▸ **Written problem**
Print every entry word for word, but omit the pictures.

[Data excerpts]
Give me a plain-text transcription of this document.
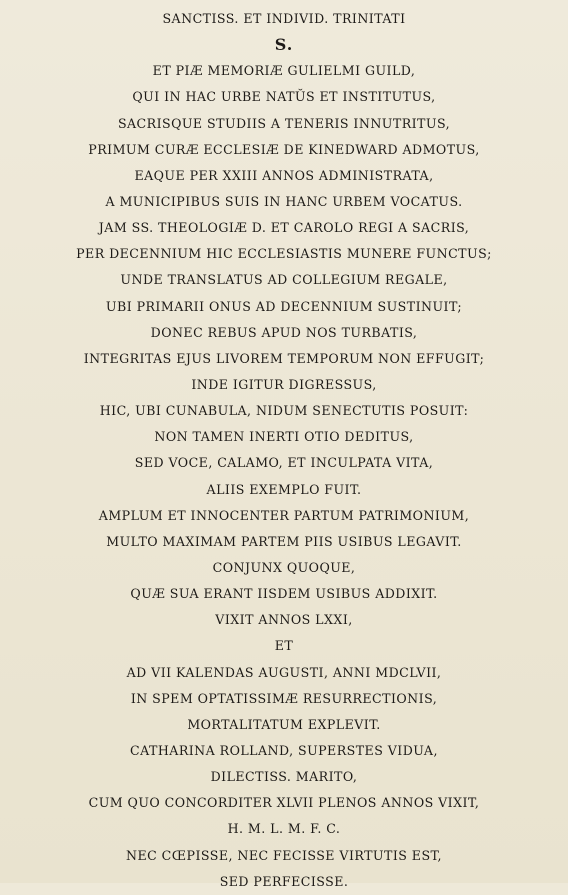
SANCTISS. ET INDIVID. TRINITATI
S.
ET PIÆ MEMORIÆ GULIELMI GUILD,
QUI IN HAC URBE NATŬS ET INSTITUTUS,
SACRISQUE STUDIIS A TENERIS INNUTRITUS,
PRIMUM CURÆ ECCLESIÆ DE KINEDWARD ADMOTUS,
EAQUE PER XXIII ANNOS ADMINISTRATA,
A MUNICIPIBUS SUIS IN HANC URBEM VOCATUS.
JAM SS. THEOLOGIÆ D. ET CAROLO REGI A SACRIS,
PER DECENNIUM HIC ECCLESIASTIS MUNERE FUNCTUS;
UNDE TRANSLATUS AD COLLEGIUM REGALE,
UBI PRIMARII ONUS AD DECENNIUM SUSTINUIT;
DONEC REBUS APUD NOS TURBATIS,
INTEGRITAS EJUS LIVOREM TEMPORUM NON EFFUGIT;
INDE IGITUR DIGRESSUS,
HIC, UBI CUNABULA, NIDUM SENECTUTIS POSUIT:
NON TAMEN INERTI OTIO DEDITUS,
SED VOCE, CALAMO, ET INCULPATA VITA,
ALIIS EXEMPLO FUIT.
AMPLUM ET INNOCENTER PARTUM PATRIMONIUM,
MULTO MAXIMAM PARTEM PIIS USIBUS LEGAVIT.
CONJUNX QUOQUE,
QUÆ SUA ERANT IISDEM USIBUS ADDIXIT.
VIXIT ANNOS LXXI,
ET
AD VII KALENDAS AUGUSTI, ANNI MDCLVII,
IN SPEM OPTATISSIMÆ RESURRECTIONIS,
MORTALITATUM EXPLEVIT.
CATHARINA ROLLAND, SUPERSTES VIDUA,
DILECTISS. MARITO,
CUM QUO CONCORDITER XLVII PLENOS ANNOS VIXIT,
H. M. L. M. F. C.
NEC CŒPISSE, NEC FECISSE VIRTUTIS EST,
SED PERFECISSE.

▸ **Written reply**
Give me a plain-text transcription of this document.
SANCTISS. ET INDIVID. TRINITATI
S.
ET PIÆ MEMORIÆ GULIELMI GUILD,
QUI IN HAC URBE NATŬS ET INSTITUTUS,
SACRISQUE STUDIIS A TENERIS INNUTRITUS,
PRIMUM CURÆ ECCLESIÆ DE KINEDWARD ADMOTUS,
EAQUE PER XXIII ANNOS ADMINISTRATA,
A MUNICIPIBUS SUIS IN HANC URBEM VOCATUS.
JAM SS. THEOLOGIÆ D. ET CAROLO REGI A SACRIS,
PER DECENNIUM HIC ECCLESIASTIS MUNERE FUNCTUS;
UNDE TRANSLATUS AD COLLEGIUM REGALE,
UBI PRIMARII ONUS AD DECENNIUM SUSTINUIT;
DONEC REBUS APUD NOS TURBATIS,
INTEGRITAS EJUS LIVOREM TEMPORUM NON EFFUGIT;
INDE IGITUR DIGRESSUS,
HIC, UBI CUNABULA, NIDUM SENECTUTIS POSUIT:
NON TAMEN INERTI OTIO DEDITUS,
SED VOCE, CALAMO, ET INCULPATA VITA,
ALIIS EXEMPLO FUIT.
AMPLUM ET INNOCENTER PARTUM PATRIMONIUM,
MULTO MAXIMAM PARTEM PIIS USIBUS LEGAVIT.
CONJUNX QUOQUE,
QUÆ SUA ERANT IISDEM USIBUS ADDIXIT.
VIXIT ANNOS LXXI,
ET
AD VII KALENDAS AUGUSTI, ANNI MDCLVII,
IN SPEM OPTATISSIMÆ RESURRECTIONIS,
MORTALITATUM EXPLEVIT.
CATHARINA ROLLAND, SUPERSTES VIDUA,
DILECTISS. MARITO,
CUM QUO CONCORDITER XLVII PLENOS ANNOS VIXIT,
H. M. L. M. F. C.
NEC CŒPISSE, NEC FECISSE VIRTUTIS EST,
SED PERFECISSE.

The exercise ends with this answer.